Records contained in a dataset
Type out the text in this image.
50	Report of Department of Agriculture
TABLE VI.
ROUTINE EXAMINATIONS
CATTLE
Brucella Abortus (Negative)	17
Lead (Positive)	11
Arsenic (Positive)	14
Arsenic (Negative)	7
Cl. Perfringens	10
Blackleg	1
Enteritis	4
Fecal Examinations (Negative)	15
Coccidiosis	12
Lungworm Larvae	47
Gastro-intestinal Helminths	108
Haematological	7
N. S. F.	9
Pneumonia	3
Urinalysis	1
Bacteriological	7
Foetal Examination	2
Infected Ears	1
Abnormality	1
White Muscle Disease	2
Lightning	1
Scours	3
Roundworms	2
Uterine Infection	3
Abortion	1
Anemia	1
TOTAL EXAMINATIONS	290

◆ Exercise aim
Would you set down all the lines above, exactly and in full?

◆ Answer below
Type out the text in this image.
50	Report of Department of Agriculture
TABLE VI.
ROUTINE EXAMINATIONS
CATTLE
Brucella Abortus (Negative)	17
Lead (Positive)	11
Arsenic (Positive)	14
Arsenic (Negative)	7
Cl. Perfringens	10
Blackleg	1
Enteritis	4
Fecal Examinations (Negative)	15
Coccidiosis	12
Lungworm Larvae	47
Gastro-intestinal Helminths	108
Haematological	7
N. S. F.	9
Pneumonia	3
Urinalysis	1
Bacteriological	7
Foetal Examination	2
Infected Ears	1
Abnormality	1
White Muscle Disease	2
Lightning	1
Scours	3
Roundworms	2
Uterine Infection	3
Abortion	1
Anemia	1
TOTAL EXAMINATIONS	290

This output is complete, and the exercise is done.